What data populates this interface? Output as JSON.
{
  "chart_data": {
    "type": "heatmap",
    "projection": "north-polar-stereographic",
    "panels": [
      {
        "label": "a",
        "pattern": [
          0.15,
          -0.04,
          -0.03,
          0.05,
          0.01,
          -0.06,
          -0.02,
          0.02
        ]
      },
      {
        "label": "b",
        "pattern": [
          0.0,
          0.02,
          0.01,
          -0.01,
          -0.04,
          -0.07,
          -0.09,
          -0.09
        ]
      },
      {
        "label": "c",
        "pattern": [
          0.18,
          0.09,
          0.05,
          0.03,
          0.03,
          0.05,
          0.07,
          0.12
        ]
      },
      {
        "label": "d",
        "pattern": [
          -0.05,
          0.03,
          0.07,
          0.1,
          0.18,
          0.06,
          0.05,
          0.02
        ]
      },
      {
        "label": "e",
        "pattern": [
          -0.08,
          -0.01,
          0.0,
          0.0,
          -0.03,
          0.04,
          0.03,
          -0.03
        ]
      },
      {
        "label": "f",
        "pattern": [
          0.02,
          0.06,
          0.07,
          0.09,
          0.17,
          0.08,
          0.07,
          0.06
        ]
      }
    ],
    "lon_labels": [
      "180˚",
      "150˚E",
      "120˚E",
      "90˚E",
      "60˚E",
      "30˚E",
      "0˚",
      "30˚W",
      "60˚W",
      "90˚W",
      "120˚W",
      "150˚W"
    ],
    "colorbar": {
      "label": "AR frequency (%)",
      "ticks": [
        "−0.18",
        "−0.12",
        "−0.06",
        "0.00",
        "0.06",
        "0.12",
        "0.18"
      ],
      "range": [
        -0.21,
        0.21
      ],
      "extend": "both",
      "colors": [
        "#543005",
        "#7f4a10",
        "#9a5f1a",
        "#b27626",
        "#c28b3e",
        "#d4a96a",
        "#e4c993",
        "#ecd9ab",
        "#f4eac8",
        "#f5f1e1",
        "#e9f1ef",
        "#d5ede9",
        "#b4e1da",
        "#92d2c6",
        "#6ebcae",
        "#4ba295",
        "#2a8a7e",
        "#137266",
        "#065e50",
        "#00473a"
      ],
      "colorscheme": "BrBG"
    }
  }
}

§ TASK DESCRIPTION
Restate the data above word for word.

§ RESULT FOR THIS EXERCISE
What data populates this interface? Output as JSON.
{
  "chart_data": {
    "type": "heatmap",
    "projection": "north-polar-stereographic",
    "panels": [
      {
        "label": "a",
        "pattern": [
          0.15,
          -0.04,
          -0.03,
          0.05,
          0.01,
          -0.06,
          -0.02,
          0.02
        ]
      },
      {
        "label": "b",
        "pattern": [
          0.0,
          0.02,
          0.01,
          -0.01,
          -0.04,
          -0.07,
          -0.09,
          -0.09
        ]
      },
      {
        "label": "c",
        "pattern": [
          0.18,
          0.09,
          0.05,
          0.03,
          0.03,
          0.05,
          0.07,
          0.12
        ]
      },
      {
        "label": "d",
        "pattern": [
          -0.05,
          0.03,
          0.07,
          0.1,
          0.18,
          0.06,
          0.05,
          0.02
        ]
      },
      {
        "label": "e",
        "pattern": [
          -0.08,
          -0.01,
          0.0,
          0.0,
          -0.03,
          0.04,
          0.03,
          -0.03
        ]
      },
      {
        "label": "f",
        "pattern": [
          0.02,
          0.06,
          0.07,
          0.09,
          0.17,
          0.08,
          0.07,
          0.06
        ]
      }
    ],
    "lon_labels": [
      "180˚",
      "150˚E",
      "120˚E",
      "90˚E",
      "60˚E",
      "30˚E",
      "0˚",
      "30˚W",
      "60˚W",
      "90˚W",
      "120˚W",
      "150˚W"
    ],
    "colorbar": {
      "label": "AR frequency (%)",
      "ticks": [
        "−0.18",
        "−0.12",
        "−0.06",
        "0.00",
        "0.06",
        "0.12",
        "0.18"
      ],
      "range": [
        -0.21,
        0.21
      ],
      "extend": "both",
      "colors": [
        "#543005",
        "#7f4a10",
        "#9a5f1a",
        "#b27626",
        "#c28b3e",
        "#d4a96a",
        "#e4c993",
        "#ecd9ab",
        "#f4eac8",
        "#f5f1e1",
        "#e9f1ef",
        "#d5ede9",
        "#b4e1da",
        "#92d2c6",
        "#6ebcae",
        "#4ba295",
        "#2a8a7e",
        "#137266",
        "#065e50",
        "#00473a"
      ],
      "colorscheme": "BrBG"
    }
  }
}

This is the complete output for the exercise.